§ **PROBLEM TO SOLVE**: Where a line below holds the string "been", copy that line.

§ **AVAILABLE RECORDS**:
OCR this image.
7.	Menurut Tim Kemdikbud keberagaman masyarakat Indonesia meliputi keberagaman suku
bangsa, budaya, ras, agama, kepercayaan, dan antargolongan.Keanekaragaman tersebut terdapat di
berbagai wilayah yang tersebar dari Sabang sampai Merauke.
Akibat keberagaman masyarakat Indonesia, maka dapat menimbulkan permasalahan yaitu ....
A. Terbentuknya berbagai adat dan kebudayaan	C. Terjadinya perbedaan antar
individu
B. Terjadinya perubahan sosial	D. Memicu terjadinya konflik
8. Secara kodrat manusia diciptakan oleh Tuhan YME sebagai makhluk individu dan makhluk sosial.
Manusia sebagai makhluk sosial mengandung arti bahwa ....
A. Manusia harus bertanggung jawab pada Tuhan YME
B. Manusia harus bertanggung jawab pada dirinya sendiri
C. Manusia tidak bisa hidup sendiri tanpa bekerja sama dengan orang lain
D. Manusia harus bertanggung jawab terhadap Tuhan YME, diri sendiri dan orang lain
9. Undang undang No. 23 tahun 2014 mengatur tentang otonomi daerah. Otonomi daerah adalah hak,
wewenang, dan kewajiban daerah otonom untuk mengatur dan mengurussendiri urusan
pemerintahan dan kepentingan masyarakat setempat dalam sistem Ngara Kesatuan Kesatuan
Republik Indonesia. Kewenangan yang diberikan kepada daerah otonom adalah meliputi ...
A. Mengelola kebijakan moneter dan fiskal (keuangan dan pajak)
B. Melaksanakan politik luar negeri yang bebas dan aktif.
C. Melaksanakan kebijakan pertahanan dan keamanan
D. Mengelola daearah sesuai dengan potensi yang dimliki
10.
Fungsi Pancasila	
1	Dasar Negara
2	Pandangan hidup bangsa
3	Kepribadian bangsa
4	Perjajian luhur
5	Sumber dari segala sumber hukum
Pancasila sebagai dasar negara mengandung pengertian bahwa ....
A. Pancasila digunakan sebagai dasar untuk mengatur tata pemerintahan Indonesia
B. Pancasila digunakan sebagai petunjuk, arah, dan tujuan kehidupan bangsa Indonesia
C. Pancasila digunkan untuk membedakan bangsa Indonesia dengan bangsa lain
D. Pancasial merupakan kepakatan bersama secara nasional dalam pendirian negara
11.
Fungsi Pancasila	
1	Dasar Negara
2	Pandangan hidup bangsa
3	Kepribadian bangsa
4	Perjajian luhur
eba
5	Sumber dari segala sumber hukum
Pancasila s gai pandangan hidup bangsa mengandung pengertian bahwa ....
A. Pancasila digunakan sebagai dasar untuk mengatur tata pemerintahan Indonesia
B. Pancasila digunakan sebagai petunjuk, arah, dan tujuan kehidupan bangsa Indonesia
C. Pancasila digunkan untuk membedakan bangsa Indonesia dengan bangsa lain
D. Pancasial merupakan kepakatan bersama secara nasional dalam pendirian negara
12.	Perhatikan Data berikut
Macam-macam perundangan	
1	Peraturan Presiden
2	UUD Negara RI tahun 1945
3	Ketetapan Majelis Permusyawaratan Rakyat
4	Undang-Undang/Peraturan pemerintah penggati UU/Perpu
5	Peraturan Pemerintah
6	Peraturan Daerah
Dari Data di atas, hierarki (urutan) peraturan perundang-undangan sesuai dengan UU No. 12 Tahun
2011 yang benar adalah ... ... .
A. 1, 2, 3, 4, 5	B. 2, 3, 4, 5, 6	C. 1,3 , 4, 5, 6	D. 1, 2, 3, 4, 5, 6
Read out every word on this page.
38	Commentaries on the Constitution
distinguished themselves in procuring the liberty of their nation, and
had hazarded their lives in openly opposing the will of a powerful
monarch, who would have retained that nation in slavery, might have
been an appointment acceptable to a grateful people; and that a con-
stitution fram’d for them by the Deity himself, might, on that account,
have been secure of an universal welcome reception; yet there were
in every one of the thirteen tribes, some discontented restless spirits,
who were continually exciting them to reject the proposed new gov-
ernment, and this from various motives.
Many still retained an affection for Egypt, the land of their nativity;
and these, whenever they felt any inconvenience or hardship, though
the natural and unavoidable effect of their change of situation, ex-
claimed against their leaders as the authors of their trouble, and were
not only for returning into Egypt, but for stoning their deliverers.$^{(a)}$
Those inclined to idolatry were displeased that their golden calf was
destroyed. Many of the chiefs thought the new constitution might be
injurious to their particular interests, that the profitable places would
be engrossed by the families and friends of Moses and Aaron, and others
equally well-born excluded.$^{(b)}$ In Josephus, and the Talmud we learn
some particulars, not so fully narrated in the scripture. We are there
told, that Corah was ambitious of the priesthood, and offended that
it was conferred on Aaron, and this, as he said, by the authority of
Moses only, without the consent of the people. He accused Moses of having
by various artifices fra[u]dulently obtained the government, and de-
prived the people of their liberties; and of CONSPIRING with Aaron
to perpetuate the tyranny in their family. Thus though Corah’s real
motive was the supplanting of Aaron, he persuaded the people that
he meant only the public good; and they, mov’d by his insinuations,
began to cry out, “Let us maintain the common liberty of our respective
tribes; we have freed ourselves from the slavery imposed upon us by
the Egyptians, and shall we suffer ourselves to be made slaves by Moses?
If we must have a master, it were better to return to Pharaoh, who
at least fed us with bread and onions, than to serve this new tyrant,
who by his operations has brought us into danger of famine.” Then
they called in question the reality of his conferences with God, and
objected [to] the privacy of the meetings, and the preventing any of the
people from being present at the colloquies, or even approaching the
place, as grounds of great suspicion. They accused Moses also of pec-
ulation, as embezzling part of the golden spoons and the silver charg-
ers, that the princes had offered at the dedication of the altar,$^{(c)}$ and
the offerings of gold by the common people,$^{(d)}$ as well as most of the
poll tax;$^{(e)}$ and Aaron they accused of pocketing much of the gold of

§ **OUTPUT OF THE TASK**:
been an appointment acceptable to a grateful people; and that a con-
have been secure of an universal welcome reception; yet there were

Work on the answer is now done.